[Source data]
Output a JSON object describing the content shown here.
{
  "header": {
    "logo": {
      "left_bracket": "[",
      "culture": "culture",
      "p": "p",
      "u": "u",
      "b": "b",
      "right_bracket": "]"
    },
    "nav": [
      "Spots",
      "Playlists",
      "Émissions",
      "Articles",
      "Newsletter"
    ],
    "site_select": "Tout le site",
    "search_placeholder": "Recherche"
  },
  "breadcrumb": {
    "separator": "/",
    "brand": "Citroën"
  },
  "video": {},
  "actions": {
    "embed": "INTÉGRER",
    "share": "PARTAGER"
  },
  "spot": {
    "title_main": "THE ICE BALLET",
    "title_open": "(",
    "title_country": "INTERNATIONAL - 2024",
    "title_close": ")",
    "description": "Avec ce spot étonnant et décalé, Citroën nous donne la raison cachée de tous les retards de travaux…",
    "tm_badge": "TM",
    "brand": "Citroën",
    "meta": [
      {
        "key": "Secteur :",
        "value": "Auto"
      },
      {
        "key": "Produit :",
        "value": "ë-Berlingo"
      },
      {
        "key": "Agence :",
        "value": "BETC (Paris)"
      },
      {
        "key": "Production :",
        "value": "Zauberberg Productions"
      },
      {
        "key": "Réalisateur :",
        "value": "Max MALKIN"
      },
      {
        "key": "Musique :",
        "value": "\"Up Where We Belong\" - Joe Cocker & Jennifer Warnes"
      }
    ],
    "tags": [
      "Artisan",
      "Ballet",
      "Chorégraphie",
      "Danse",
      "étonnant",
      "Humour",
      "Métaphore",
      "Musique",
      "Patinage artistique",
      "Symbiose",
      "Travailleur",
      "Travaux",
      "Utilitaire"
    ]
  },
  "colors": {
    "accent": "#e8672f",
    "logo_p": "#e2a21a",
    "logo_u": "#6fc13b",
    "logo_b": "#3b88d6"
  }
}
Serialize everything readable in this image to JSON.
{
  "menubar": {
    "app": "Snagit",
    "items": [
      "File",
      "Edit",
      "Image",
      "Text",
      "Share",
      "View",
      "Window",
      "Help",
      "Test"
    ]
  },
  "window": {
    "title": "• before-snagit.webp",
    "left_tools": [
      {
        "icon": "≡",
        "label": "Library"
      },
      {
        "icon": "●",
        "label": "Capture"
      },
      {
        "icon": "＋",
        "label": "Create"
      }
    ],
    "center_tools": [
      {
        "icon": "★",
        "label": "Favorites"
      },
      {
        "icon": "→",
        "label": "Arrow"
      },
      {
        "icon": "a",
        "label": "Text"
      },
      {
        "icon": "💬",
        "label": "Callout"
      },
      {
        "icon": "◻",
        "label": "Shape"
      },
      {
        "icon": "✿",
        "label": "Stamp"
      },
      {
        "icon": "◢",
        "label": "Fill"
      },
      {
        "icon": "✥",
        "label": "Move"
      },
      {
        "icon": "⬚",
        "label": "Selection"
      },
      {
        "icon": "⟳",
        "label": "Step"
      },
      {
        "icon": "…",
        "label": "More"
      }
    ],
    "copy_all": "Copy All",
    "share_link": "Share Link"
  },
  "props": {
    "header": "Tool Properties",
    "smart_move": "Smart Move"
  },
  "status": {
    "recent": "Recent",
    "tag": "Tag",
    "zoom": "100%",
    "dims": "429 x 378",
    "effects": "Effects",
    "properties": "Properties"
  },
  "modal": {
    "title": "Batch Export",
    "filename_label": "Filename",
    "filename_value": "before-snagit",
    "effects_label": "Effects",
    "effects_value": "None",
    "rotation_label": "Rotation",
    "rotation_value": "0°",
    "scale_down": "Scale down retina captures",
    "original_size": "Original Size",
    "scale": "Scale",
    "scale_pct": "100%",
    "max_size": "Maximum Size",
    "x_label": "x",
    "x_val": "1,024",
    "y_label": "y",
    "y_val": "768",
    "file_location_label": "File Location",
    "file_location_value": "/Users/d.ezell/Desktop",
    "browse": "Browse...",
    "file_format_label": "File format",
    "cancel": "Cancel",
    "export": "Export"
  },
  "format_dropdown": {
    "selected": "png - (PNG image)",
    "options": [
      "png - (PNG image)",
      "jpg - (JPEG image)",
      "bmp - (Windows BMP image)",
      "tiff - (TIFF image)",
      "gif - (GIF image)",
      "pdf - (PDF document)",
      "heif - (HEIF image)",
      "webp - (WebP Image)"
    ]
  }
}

* _EXERCISE TASK_:
Only lines that contain the word "Citroën" are wanted; copy each of them.

* _ANSWER TO THE PROBLEM_:
    "brand": "Citroën"
    "description": "Avec ce spot étonnant et décalé, Citroën nous donne la raison cachée de tous les retards de travaux…",
    "brand": "Citroën",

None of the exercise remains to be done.